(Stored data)
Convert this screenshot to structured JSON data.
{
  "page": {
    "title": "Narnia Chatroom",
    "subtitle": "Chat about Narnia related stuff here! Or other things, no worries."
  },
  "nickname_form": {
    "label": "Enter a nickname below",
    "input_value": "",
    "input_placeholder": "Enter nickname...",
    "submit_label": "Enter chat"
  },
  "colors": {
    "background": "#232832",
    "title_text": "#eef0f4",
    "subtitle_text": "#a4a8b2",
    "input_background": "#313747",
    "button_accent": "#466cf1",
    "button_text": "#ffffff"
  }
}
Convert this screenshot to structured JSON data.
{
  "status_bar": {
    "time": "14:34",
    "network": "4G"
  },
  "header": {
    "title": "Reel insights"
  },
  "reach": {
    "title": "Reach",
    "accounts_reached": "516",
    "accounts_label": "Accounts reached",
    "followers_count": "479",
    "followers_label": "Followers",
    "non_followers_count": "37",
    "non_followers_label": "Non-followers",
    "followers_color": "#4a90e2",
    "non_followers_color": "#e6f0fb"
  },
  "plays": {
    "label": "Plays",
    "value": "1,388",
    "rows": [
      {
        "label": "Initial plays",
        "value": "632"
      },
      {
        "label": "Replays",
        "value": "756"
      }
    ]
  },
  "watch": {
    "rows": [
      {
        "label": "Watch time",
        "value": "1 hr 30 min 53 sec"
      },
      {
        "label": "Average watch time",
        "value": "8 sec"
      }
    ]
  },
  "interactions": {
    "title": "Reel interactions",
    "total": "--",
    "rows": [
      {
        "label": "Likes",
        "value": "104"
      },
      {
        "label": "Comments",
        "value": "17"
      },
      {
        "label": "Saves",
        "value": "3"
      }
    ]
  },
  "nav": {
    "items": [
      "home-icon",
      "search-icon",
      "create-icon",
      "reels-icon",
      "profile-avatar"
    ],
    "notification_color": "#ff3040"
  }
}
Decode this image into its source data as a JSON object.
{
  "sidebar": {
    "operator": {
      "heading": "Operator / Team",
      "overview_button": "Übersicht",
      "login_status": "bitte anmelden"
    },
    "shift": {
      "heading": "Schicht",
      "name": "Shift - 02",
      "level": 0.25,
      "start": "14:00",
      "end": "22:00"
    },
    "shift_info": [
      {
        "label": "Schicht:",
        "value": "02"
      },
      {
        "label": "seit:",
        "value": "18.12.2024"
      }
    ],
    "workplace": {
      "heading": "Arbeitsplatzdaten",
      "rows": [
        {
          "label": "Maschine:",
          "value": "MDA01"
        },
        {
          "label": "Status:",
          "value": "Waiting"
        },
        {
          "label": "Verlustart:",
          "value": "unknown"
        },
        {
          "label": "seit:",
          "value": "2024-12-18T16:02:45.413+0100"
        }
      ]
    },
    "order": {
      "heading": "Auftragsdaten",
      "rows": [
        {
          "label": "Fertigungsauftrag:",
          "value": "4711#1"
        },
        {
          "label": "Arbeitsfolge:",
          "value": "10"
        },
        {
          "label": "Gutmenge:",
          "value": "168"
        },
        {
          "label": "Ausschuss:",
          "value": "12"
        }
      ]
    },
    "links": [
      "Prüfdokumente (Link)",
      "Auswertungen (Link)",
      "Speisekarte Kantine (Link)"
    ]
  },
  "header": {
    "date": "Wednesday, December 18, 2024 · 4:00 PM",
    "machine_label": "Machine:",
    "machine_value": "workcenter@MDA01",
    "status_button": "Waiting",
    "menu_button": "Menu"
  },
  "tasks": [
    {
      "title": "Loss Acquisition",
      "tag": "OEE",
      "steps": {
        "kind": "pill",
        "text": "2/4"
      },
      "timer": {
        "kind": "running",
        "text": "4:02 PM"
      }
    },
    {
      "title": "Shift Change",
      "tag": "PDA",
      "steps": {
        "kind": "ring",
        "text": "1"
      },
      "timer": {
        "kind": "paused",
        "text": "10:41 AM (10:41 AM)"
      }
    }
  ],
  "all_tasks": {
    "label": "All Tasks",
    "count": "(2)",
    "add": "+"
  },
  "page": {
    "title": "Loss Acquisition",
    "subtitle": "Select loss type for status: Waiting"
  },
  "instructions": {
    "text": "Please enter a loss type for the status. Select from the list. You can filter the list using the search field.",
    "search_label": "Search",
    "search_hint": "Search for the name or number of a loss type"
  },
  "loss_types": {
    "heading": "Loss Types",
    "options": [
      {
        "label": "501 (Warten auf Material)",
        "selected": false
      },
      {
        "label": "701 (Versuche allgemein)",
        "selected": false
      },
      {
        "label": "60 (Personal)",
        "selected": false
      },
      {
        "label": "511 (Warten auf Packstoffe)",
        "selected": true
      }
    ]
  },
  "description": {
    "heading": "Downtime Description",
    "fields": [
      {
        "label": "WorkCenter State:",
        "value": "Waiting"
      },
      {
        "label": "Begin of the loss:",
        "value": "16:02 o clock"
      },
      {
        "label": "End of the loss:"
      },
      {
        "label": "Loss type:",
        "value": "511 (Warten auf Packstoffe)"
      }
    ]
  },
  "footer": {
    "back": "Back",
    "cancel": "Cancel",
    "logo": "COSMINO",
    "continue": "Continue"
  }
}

TO DO: Reproduce the full set of records precisely.

THE ANSWER:
Convert this screenshot to structured JSON data.
{
  "page": {
    "title": "Narnia Chatroom",
    "subtitle": "Chat about Narnia related stuff here! Or other things, no worries."
  },
  "nickname_form": {
    "label": "Enter a nickname below",
    "input_value": "",
    "input_placeholder": "Enter nickname...",
    "submit_label": "Enter chat"
  },
  "colors": {
    "background": "#232832",
    "title_text": "#eef0f4",
    "subtitle_text": "#a4a8b2",
    "input_background": "#313747",
    "button_accent": "#466cf1",
    "button_text": "#ffffff"
  }
}
Convert this screenshot to structured JSON data.
{
  "status_bar": {
    "time": "14:34",
    "network": "4G"
  },
  "header": {
    "title": "Reel insights"
  },
  "reach": {
    "title": "Reach",
    "accounts_reached": "516",
    "accounts_label": "Accounts reached",
    "followers_count": "479",
    "followers_label": "Followers",
    "non_followers_count": "37",
    "non_followers_label": "Non-followers",
    "followers_color": "#4a90e2",
    "non_followers_color": "#e6f0fb"
  },
  "plays": {
    "label": "Plays",
    "value": "1,388",
    "rows": [
      {
        "label": "Initial plays",
        "value": "632"
      },
      {
        "label": "Replays",
        "value": "756"
      }
    ]
  },
  "watch": {
    "rows": [
      {
        "label": "Watch time",
        "value": "1 hr 30 min 53 sec"
      },
      {
        "label": "Average watch time",
        "value": "8 sec"
      }
    ]
  },
  "interactions": {
    "title": "Reel interactions",
    "total": "--",
    "rows": [
      {
        "label": "Likes",
        "value": "104"
      },
      {
        "label": "Comments",
        "value": "17"
      },
      {
        "label": "Saves",
        "value": "3"
      }
    ]
  },
  "nav": {
    "items": [
      "home-icon",
      "search-icon",
      "create-icon",
      "reels-icon",
      "profile-avatar"
    ],
    "notification_color": "#ff3040"
  }
}
Decode this image into its source data as a JSON object.
{
  "sidebar": {
    "operator": {
      "heading": "Operator / Team",
      "overview_button": "Übersicht",
      "login_status": "bitte anmelden"
    },
    "shift": {
      "heading": "Schicht",
      "name": "Shift - 02",
      "level": 0.25,
      "start": "14:00",
      "end": "22:00"
    },
    "shift_info": [
      {
        "label": "Schicht:",
        "value": "02"
      },
      {
        "label": "seit:",
        "value": "18.12.2024"
      }
    ],
    "workplace": {
      "heading": "Arbeitsplatzdaten",
      "rows": [
        {
          "label": "Maschine:",
          "value": "MDA01"
        },
        {
          "label": "Status:",
          "value": "Waiting"
        },
        {
          "label": "Verlustart:",
          "value": "unknown"
        },
        {
          "label": "seit:",
          "value": "2024-12-18T16:02:45.413+0100"
        }
      ]
    },
    "order": {
      "heading": "Auftragsdaten",
      "rows": [
        {
          "label": "Fertigungsauftrag:",
          "value": "4711#1"
        },
        {
          "label": "Arbeitsfolge:",
          "value": "10"
        },
        {
          "label": "Gutmenge:",
          "value": "168"
        },
        {
          "label": "Ausschuss:",
          "value": "12"
        }
      ]
    },
    "links": [
      "Prüfdokumente (Link)",
      "Auswertungen (Link)",
      "Speisekarte Kantine (Link)"
    ]
  },
  "header": {
    "date": "Wednesday, December 18, 2024 · 4:00 PM",
    "machine_label": "Machine:",
    "machine_value": "workcenter@MDA01",
    "status_button": "Waiting",
    "menu_button": "Menu"
  },
  "tasks": [
    {
      "title": "Loss Acquisition",
      "tag": "OEE",
      "steps": {
        "kind": "pill",
        "text": "2/4"
      },
      "timer": {
        "kind": "running",
        "text": "4:02 PM"
      }
    },
    {
      "title": "Shift Change",
      "tag": "PDA",
      "steps": {
        "kind": "ring",
        "text": "1"
      },
      "timer": {
        "kind": "paused",
        "text": "10:41 AM (10:41 AM)"
      }
    }
  ],
  "all_tasks": {
    "label": "All Tasks",
    "count": "(2)",
    "add": "+"
  },
  "page": {
    "title": "Loss Acquisition",
    "subtitle": "Select loss type for status: Waiting"
  },
  "instructions": {
    "text": "Please enter a loss type for the status. Select from the list. You can filter the list using the search field.",
    "search_label": "Search",
    "search_hint": "Search for the name or number of a loss type"
  },
  "loss_types": {
    "heading": "Loss Types",
    "options": [
      {
        "label": "501 (Warten auf Material)",
        "selected": false
      },
      {
        "label": "701 (Versuche allgemein)",
        "selected": false
      },
      {
        "label": "60 (Personal)",
        "selected": false
      },
      {
        "label": "511 (Warten auf Packstoffe)",
        "selected": true
      }
    ]
  },
  "description": {
    "heading": "Downtime Description",
    "fields": [
      {
        "label": "WorkCenter State:",
        "value": "Waiting"
      },
      {
        "label": "Begin of the loss:",
        "value": "16:02 o clock"
      },
      {
        "label": "End of the loss:"
      },
      {
        "label": "Loss type:",
        "value": "511 (Warten auf Packstoffe)"
      }
    ]
  },
  "footer": {
    "back": "Back",
    "cancel": "Cancel",
    "logo": "COSMINO",
    "continue": "Continue"
  }
}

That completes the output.